(Stored data entries)
>> BEGIN

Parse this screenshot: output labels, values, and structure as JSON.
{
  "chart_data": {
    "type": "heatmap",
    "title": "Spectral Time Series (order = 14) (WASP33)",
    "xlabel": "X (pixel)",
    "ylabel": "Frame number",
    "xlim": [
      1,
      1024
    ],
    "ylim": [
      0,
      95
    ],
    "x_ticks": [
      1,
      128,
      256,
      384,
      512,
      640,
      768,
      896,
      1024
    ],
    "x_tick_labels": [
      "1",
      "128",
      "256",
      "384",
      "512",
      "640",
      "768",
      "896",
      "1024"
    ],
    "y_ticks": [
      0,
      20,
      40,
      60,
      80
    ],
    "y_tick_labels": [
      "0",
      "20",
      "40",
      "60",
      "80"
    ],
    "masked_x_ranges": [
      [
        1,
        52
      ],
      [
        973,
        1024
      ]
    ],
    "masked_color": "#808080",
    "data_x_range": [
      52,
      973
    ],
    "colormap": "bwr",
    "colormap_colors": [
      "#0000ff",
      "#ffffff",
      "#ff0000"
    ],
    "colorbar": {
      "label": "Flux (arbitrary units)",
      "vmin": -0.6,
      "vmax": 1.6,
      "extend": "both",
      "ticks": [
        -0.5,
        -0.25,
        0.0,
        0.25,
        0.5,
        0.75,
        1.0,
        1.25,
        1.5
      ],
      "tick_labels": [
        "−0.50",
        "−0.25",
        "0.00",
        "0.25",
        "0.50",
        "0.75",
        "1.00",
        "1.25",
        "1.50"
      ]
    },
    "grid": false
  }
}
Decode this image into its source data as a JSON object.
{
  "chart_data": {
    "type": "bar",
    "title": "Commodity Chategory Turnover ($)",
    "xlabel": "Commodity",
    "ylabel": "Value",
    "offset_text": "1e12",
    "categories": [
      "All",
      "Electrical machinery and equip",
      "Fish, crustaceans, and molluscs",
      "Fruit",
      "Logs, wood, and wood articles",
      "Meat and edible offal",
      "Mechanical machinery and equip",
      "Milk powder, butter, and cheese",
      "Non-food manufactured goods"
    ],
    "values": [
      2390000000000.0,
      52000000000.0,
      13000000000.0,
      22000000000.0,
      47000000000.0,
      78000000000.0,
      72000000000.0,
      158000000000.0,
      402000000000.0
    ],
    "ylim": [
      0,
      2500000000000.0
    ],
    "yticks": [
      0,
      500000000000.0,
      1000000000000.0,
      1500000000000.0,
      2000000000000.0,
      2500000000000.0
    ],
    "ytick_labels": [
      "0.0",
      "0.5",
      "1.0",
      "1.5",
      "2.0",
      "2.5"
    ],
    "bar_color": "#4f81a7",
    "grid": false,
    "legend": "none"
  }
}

>> END

= WRITTEN TASK =
Copy all the lines above that hold the string "machinery".

= EXERCISE RESPONSE =
      "Electrical machinery and equip",
      "Mechanical machinery and equip",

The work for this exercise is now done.